--- PROVIDED RECORDS ---
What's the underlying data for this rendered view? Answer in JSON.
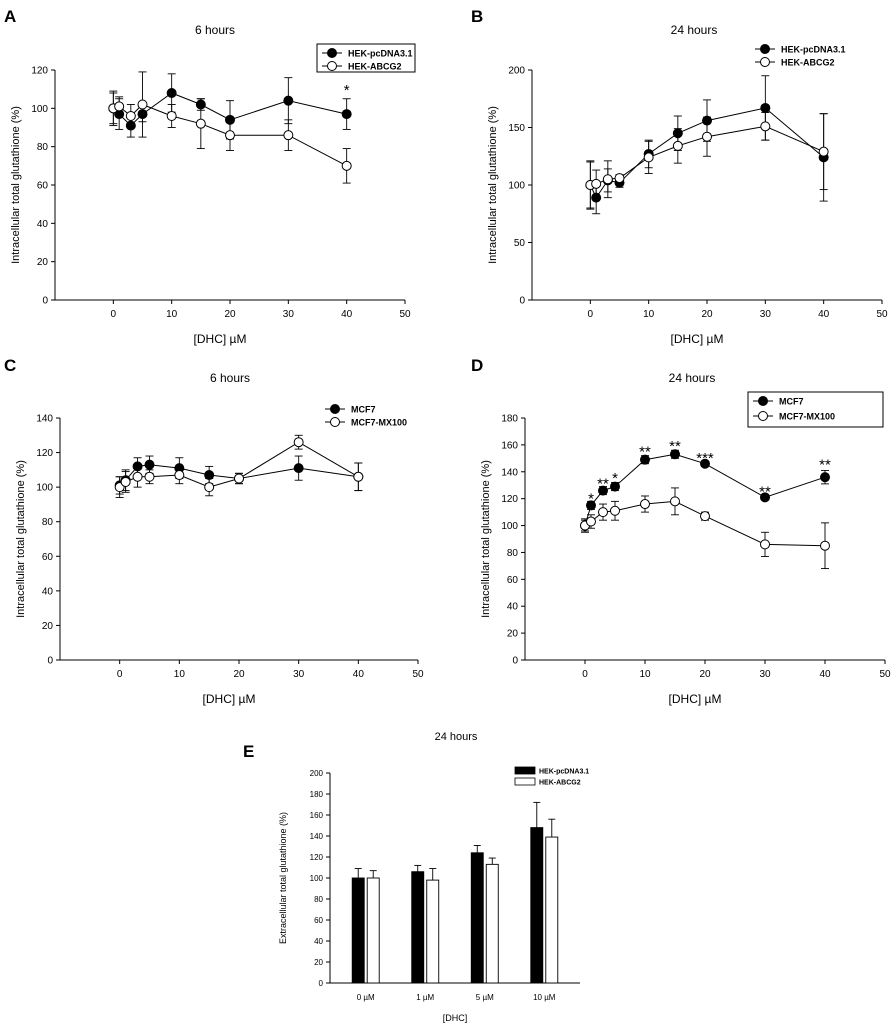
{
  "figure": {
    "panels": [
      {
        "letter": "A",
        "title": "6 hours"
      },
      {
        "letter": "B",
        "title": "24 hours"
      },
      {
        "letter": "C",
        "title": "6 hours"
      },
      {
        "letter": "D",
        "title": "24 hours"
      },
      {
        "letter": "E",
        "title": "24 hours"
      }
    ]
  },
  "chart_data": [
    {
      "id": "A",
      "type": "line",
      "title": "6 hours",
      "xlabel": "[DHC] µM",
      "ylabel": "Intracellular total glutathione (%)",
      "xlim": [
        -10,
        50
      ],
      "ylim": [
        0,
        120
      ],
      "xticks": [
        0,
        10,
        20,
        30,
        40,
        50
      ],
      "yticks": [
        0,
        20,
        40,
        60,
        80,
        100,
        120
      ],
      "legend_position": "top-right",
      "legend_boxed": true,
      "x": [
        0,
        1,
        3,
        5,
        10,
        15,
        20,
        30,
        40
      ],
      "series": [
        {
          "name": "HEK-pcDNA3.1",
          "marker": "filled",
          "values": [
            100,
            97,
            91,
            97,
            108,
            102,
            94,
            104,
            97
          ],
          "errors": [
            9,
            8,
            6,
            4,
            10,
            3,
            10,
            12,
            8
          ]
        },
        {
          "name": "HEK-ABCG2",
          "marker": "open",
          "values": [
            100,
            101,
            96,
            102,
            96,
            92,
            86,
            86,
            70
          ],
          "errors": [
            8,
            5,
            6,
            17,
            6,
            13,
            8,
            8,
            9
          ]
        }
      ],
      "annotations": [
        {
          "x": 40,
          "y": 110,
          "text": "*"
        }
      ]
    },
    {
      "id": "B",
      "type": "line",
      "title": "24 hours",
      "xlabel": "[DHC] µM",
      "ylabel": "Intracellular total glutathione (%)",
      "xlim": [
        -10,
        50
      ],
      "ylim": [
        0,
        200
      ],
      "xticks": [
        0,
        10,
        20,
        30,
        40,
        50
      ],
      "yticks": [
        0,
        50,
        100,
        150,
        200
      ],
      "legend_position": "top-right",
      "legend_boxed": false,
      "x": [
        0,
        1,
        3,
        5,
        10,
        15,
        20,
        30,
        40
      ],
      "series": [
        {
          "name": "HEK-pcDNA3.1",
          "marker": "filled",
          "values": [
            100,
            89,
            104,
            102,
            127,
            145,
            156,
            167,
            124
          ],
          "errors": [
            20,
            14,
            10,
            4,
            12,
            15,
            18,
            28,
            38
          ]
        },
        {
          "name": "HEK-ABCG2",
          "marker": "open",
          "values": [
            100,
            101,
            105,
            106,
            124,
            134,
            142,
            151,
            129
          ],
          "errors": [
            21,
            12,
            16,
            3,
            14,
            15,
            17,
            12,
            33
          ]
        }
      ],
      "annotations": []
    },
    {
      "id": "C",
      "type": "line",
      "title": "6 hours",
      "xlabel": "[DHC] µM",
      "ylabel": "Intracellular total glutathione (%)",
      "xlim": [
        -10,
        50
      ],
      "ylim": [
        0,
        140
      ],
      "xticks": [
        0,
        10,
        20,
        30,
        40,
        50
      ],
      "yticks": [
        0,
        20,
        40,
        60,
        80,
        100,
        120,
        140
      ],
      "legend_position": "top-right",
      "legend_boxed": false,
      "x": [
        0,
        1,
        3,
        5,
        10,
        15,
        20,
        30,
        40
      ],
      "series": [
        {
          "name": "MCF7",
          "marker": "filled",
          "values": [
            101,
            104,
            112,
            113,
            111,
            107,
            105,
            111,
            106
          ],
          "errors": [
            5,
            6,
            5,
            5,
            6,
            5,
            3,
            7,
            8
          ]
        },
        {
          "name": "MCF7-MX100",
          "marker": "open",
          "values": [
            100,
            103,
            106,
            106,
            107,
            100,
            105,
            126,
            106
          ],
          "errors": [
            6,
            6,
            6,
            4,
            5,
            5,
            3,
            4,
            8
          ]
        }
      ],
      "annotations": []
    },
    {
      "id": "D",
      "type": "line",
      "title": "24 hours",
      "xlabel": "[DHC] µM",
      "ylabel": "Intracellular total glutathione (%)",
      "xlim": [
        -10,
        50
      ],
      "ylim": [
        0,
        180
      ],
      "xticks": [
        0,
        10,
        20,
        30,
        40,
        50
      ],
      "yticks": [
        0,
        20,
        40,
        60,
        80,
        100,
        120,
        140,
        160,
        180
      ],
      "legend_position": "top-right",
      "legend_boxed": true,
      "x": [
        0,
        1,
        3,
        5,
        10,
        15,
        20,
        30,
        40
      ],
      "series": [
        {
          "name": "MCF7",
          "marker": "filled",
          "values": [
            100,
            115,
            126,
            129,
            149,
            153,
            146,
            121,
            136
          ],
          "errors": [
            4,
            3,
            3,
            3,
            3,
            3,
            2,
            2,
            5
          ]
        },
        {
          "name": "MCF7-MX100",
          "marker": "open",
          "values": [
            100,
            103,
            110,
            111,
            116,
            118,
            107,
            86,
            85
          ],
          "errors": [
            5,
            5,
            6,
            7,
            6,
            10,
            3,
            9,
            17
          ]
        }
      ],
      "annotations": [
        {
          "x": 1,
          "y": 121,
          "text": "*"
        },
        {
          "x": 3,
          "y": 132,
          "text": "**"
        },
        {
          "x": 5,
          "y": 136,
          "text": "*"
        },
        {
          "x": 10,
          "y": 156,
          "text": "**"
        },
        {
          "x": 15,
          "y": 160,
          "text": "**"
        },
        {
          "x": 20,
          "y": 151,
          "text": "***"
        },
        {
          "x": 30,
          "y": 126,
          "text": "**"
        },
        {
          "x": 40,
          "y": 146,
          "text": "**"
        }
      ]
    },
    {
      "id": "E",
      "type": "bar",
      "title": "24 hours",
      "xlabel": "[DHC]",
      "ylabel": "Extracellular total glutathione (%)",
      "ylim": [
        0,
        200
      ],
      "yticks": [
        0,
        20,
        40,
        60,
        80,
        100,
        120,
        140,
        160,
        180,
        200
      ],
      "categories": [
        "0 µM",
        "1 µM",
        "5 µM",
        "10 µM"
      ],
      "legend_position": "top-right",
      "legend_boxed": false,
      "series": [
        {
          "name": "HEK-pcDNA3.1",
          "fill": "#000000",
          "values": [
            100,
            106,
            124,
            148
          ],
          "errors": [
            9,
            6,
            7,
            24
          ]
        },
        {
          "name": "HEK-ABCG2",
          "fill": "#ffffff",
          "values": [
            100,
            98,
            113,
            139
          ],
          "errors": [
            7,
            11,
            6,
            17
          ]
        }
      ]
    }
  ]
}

--- WRITTEN PROBLEM ---
Quote the material in full and exactly; do not carry over its pictures.

--- TASK OUTPUT ---
What's the underlying data for this rendered view? Answer in JSON.
{
  "figure": {
    "panels": [
      {
        "letter": "A",
        "title": "6 hours"
      },
      {
        "letter": "B",
        "title": "24 hours"
      },
      {
        "letter": "C",
        "title": "6 hours"
      },
      {
        "letter": "D",
        "title": "24 hours"
      },
      {
        "letter": "E",
        "title": "24 hours"
      }
    ]
  },
  "chart_data": [
    {
      "id": "A",
      "type": "line",
      "title": "6 hours",
      "xlabel": "[DHC] µM",
      "ylabel": "Intracellular total glutathione (%)",
      "xlim": [
        -10,
        50
      ],
      "ylim": [
        0,
        120
      ],
      "xticks": [
        0,
        10,
        20,
        30,
        40,
        50
      ],
      "yticks": [
        0,
        20,
        40,
        60,
        80,
        100,
        120
      ],
      "legend_position": "top-right",
      "legend_boxed": true,
      "x": [
        0,
        1,
        3,
        5,
        10,
        15,
        20,
        30,
        40
      ],
      "series": [
        {
          "name": "HEK-pcDNA3.1",
          "marker": "filled",
          "values": [
            100,
            97,
            91,
            97,
            108,
            102,
            94,
            104,
            97
          ],
          "errors": [
            9,
            8,
            6,
            4,
            10,
            3,
            10,
            12,
            8
          ]
        },
        {
          "name": "HEK-ABCG2",
          "marker": "open",
          "values": [
            100,
            101,
            96,
            102,
            96,
            92,
            86,
            86,
            70
          ],
          "errors": [
            8,
            5,
            6,
            17,
            6,
            13,
            8,
            8,
            9
          ]
        }
      ],
      "annotations": [
        {
          "x": 40,
          "y": 110,
          "text": "*"
        }
      ]
    },
    {
      "id": "B",
      "type": "line",
      "title": "24 hours",
      "xlabel": "[DHC] µM",
      "ylabel": "Intracellular total glutathione (%)",
      "xlim": [
        -10,
        50
      ],
      "ylim": [
        0,
        200
      ],
      "xticks": [
        0,
        10,
        20,
        30,
        40,
        50
      ],
      "yticks": [
        0,
        50,
        100,
        150,
        200
      ],
      "legend_position": "top-right",
      "legend_boxed": false,
      "x": [
        0,
        1,
        3,
        5,
        10,
        15,
        20,
        30,
        40
      ],
      "series": [
        {
          "name": "HEK-pcDNA3.1",
          "marker": "filled",
          "values": [
            100,
            89,
            104,
            102,
            127,
            145,
            156,
            167,
            124
          ],
          "errors": [
            20,
            14,
            10,
            4,
            12,
            15,
            18,
            28,
            38
          ]
        },
        {
          "name": "HEK-ABCG2",
          "marker": "open",
          "values": [
            100,
            101,
            105,
            106,
            124,
            134,
            142,
            151,
            129
          ],
          "errors": [
            21,
            12,
            16,
            3,
            14,
            15,
            17,
            12,
            33
          ]
        }
      ],
      "annotations": []
    },
    {
      "id": "C",
      "type": "line",
      "title": "6 hours",
      "xlabel": "[DHC] µM",
      "ylabel": "Intracellular total glutathione (%)",
      "xlim": [
        -10,
        50
      ],
      "ylim": [
        0,
        140
      ],
      "xticks": [
        0,
        10,
        20,
        30,
        40,
        50
      ],
      "yticks": [
        0,
        20,
        40,
        60,
        80,
        100,
        120,
        140
      ],
      "legend_position": "top-right",
      "legend_boxed": false,
      "x": [
        0,
        1,
        3,
        5,
        10,
        15,
        20,
        30,
        40
      ],
      "series": [
        {
          "name": "MCF7",
          "marker": "filled",
          "values": [
            101,
            104,
            112,
            113,
            111,
            107,
            105,
            111,
            106
          ],
          "errors": [
            5,
            6,
            5,
            5,
            6,
            5,
            3,
            7,
            8
          ]
        },
        {
          "name": "MCF7-MX100",
          "marker": "open",
          "values": [
            100,
            103,
            106,
            106,
            107,
            100,
            105,
            126,
            106
          ],
          "errors": [
            6,
            6,
            6,
            4,
            5,
            5,
            3,
            4,
            8
          ]
        }
      ],
      "annotations": []
    },
    {
      "id": "D",
      "type": "line",
      "title": "24 hours",
      "xlabel": "[DHC] µM",
      "ylabel": "Intracellular total glutathione (%)",
      "xlim": [
        -10,
        50
      ],
      "ylim": [
        0,
        180
      ],
      "xticks": [
        0,
        10,
        20,
        30,
        40,
        50
      ],
      "yticks": [
        0,
        20,
        40,
        60,
        80,
        100,
        120,
        140,
        160,
        180
      ],
      "legend_position": "top-right",
      "legend_boxed": true,
      "x": [
        0,
        1,
        3,
        5,
        10,
        15,
        20,
        30,
        40
      ],
      "series": [
        {
          "name": "MCF7",
          "marker": "filled",
          "values": [
            100,
            115,
            126,
            129,
            149,
            153,
            146,
            121,
            136
          ],
          "errors": [
            4,
            3,
            3,
            3,
            3,
            3,
            2,
            2,
            5
          ]
        },
        {
          "name": "MCF7-MX100",
          "marker": "open",
          "values": [
            100,
            103,
            110,
            111,
            116,
            118,
            107,
            86,
            85
          ],
          "errors": [
            5,
            5,
            6,
            7,
            6,
            10,
            3,
            9,
            17
          ]
        }
      ],
      "annotations": [
        {
          "x": 1,
          "y": 121,
          "text": "*"
        },
        {
          "x": 3,
          "y": 132,
          "text": "**"
        },
        {
          "x": 5,
          "y": 136,
          "text": "*"
        },
        {
          "x": 10,
          "y": 156,
          "text": "**"
        },
        {
          "x": 15,
          "y": 160,
          "text": "**"
        },
        {
          "x": 20,
          "y": 151,
          "text": "***"
        },
        {
          "x": 30,
          "y": 126,
          "text": "**"
        },
        {
          "x": 40,
          "y": 146,
          "text": "**"
        }
      ]
    },
    {
      "id": "E",
      "type": "bar",
      "title": "24 hours",
      "xlabel": "[DHC]",
      "ylabel": "Extracellular total glutathione (%)",
      "ylim": [
        0,
        200
      ],
      "yticks": [
        0,
        20,
        40,
        60,
        80,
        100,
        120,
        140,
        160,
        180,
        200
      ],
      "categories": [
        "0 µM",
        "1 µM",
        "5 µM",
        "10 µM"
      ],
      "legend_position": "top-right",
      "legend_boxed": false,
      "series": [
        {
          "name": "HEK-pcDNA3.1",
          "fill": "#000000",
          "values": [
            100,
            106,
            124,
            148
          ],
          "errors": [
            9,
            6,
            7,
            24
          ]
        },
        {
          "name": "HEK-ABCG2",
          "fill": "#ffffff",
          "values": [
            100,
            98,
            113,
            139
          ],
          "errors": [
            7,
            11,
            6,
            17
          ]
        }
      ]
    }
  ]
}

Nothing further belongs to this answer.